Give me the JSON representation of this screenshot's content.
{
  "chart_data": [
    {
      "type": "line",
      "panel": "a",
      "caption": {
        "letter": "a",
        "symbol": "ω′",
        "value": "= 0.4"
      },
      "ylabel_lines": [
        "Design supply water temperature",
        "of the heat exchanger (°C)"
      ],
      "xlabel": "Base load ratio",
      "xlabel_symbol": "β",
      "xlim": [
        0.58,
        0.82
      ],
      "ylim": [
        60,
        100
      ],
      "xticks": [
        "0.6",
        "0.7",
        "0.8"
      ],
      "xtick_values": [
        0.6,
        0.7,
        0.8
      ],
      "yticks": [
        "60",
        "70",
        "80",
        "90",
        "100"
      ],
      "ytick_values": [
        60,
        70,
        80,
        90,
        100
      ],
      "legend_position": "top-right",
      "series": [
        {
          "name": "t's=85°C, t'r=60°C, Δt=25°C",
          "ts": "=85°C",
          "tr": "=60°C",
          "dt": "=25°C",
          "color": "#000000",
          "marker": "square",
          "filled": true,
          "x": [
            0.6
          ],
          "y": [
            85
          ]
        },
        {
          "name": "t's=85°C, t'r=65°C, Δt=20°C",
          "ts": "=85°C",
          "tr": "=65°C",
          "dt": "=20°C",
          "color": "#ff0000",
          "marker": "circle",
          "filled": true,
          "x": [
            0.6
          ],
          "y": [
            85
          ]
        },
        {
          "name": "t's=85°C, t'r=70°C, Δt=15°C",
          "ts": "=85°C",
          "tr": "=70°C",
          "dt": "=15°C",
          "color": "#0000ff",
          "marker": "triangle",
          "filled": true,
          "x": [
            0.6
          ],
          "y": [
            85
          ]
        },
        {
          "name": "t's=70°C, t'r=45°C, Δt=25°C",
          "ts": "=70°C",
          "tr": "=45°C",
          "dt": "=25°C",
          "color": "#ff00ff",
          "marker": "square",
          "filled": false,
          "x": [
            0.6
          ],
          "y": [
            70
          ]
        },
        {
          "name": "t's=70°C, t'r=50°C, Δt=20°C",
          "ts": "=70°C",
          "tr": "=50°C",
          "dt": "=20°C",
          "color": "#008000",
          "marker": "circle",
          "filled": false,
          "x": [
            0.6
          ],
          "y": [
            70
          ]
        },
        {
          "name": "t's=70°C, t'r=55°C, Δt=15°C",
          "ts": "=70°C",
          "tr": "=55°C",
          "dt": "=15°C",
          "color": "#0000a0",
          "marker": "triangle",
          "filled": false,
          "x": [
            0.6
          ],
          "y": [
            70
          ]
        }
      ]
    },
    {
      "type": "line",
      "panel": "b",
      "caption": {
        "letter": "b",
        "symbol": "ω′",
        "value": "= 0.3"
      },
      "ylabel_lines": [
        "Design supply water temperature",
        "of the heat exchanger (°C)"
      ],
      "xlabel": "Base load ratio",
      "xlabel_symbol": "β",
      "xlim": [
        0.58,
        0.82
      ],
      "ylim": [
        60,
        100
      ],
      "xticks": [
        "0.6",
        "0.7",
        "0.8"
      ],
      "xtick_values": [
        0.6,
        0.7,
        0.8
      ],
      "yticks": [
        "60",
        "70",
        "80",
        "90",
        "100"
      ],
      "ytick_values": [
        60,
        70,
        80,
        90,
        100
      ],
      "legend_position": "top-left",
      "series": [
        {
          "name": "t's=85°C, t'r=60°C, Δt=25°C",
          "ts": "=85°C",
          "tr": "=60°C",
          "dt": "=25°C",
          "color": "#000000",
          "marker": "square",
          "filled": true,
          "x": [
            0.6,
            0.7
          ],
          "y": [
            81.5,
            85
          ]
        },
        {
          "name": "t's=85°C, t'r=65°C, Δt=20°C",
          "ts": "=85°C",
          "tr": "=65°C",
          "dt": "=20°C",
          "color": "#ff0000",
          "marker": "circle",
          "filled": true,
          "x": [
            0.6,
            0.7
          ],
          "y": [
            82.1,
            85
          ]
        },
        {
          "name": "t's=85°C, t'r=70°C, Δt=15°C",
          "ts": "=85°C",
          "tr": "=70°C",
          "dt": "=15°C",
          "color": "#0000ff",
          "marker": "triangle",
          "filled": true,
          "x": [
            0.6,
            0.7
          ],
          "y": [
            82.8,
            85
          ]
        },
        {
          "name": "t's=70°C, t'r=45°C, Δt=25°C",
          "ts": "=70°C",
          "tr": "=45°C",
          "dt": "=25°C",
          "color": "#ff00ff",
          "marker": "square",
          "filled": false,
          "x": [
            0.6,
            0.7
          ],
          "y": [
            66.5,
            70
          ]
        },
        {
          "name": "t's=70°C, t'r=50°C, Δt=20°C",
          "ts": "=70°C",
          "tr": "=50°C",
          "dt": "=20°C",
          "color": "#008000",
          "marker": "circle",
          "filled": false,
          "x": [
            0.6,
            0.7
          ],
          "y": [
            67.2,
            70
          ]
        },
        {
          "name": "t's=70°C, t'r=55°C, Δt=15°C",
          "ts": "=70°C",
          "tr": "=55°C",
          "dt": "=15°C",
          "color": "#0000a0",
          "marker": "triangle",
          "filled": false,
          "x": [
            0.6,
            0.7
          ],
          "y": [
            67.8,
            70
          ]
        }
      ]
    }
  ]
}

* * * * * * * * *

◆ SET EXERCISE ◆
Restate the whole listing exactly, leaving out nothing.

◆ TASK ANSWER ◆
Give me the JSON representation of this screenshot's content.
{
  "chart_data": [
    {
      "type": "line",
      "panel": "a",
      "caption": {
        "letter": "a",
        "symbol": "ω′",
        "value": "= 0.4"
      },
      "ylabel_lines": [
        "Design supply water temperature",
        "of the heat exchanger (°C)"
      ],
      "xlabel": "Base load ratio",
      "xlabel_symbol": "β",
      "xlim": [
        0.58,
        0.82
      ],
      "ylim": [
        60,
        100
      ],
      "xticks": [
        "0.6",
        "0.7",
        "0.8"
      ],
      "xtick_values": [
        0.6,
        0.7,
        0.8
      ],
      "yticks": [
        "60",
        "70",
        "80",
        "90",
        "100"
      ],
      "ytick_values": [
        60,
        70,
        80,
        90,
        100
      ],
      "legend_position": "top-right",
      "series": [
        {
          "name": "t's=85°C, t'r=60°C, Δt=25°C",
          "ts": "=85°C",
          "tr": "=60°C",
          "dt": "=25°C",
          "color": "#000000",
          "marker": "square",
          "filled": true,
          "x": [
            0.6
          ],
          "y": [
            85
          ]
        },
        {
          "name": "t's=85°C, t'r=65°C, Δt=20°C",
          "ts": "=85°C",
          "tr": "=65°C",
          "dt": "=20°C",
          "color": "#ff0000",
          "marker": "circle",
          "filled": true,
          "x": [
            0.6
          ],
          "y": [
            85
          ]
        },
        {
          "name": "t's=85°C, t'r=70°C, Δt=15°C",
          "ts": "=85°C",
          "tr": "=70°C",
          "dt": "=15°C",
          "color": "#0000ff",
          "marker": "triangle",
          "filled": true,
          "x": [
            0.6
          ],
          "y": [
            85
          ]
        },
        {
          "name": "t's=70°C, t'r=45°C, Δt=25°C",
          "ts": "=70°C",
          "tr": "=45°C",
          "dt": "=25°C",
          "color": "#ff00ff",
          "marker": "square",
          "filled": false,
          "x": [
            0.6
          ],
          "y": [
            70
          ]
        },
        {
          "name": "t's=70°C, t'r=50°C, Δt=20°C",
          "ts": "=70°C",
          "tr": "=50°C",
          "dt": "=20°C",
          "color": "#008000",
          "marker": "circle",
          "filled": false,
          "x": [
            0.6
          ],
          "y": [
            70
          ]
        },
        {
          "name": "t's=70°C, t'r=55°C, Δt=15°C",
          "ts": "=70°C",
          "tr": "=55°C",
          "dt": "=15°C",
          "color": "#0000a0",
          "marker": "triangle",
          "filled": false,
          "x": [
            0.6
          ],
          "y": [
            70
          ]
        }
      ]
    },
    {
      "type": "line",
      "panel": "b",
      "caption": {
        "letter": "b",
        "symbol": "ω′",
        "value": "= 0.3"
      },
      "ylabel_lines": [
        "Design supply water temperature",
        "of the heat exchanger (°C)"
      ],
      "xlabel": "Base load ratio",
      "xlabel_symbol": "β",
      "xlim": [
        0.58,
        0.82
      ],
      "ylim": [
        60,
        100
      ],
      "xticks": [
        "0.6",
        "0.7",
        "0.8"
      ],
      "xtick_values": [
        0.6,
        0.7,
        0.8
      ],
      "yticks": [
        "60",
        "70",
        "80",
        "90",
        "100"
      ],
      "ytick_values": [
        60,
        70,
        80,
        90,
        100
      ],
      "legend_position": "top-left",
      "series": [
        {
          "name": "t's=85°C, t'r=60°C, Δt=25°C",
          "ts": "=85°C",
          "tr": "=60°C",
          "dt": "=25°C",
          "color": "#000000",
          "marker": "square",
          "filled": true,
          "x": [
            0.6,
            0.7
          ],
          "y": [
            81.5,
            85
          ]
        },
        {
          "name": "t's=85°C, t'r=65°C, Δt=20°C",
          "ts": "=85°C",
          "tr": "=65°C",
          "dt": "=20°C",
          "color": "#ff0000",
          "marker": "circle",
          "filled": true,
          "x": [
            0.6,
            0.7
          ],
          "y": [
            82.1,
            85
          ]
        },
        {
          "name": "t's=85°C, t'r=70°C, Δt=15°C",
          "ts": "=85°C",
          "tr": "=70°C",
          "dt": "=15°C",
          "color": "#0000ff",
          "marker": "triangle",
          "filled": true,
          "x": [
            0.6,
            0.7
          ],
          "y": [
            82.8,
            85
          ]
        },
        {
          "name": "t's=70°C, t'r=45°C, Δt=25°C",
          "ts": "=70°C",
          "tr": "=45°C",
          "dt": "=25°C",
          "color": "#ff00ff",
          "marker": "square",
          "filled": false,
          "x": [
            0.6,
            0.7
          ],
          "y": [
            66.5,
            70
          ]
        },
        {
          "name": "t's=70°C, t'r=50°C, Δt=20°C",
          "ts": "=70°C",
          "tr": "=50°C",
          "dt": "=20°C",
          "color": "#008000",
          "marker": "circle",
          "filled": false,
          "x": [
            0.6,
            0.7
          ],
          "y": [
            67.2,
            70
          ]
        },
        {
          "name": "t's=70°C, t'r=55°C, Δt=15°C",
          "ts": "=70°C",
          "tr": "=55°C",
          "dt": "=15°C",
          "color": "#0000a0",
          "marker": "triangle",
          "filled": false,
          "x": [
            0.6,
            0.7
          ],
          "y": [
            67.8,
            70
          ]
        }
      ]
    }
  ]
}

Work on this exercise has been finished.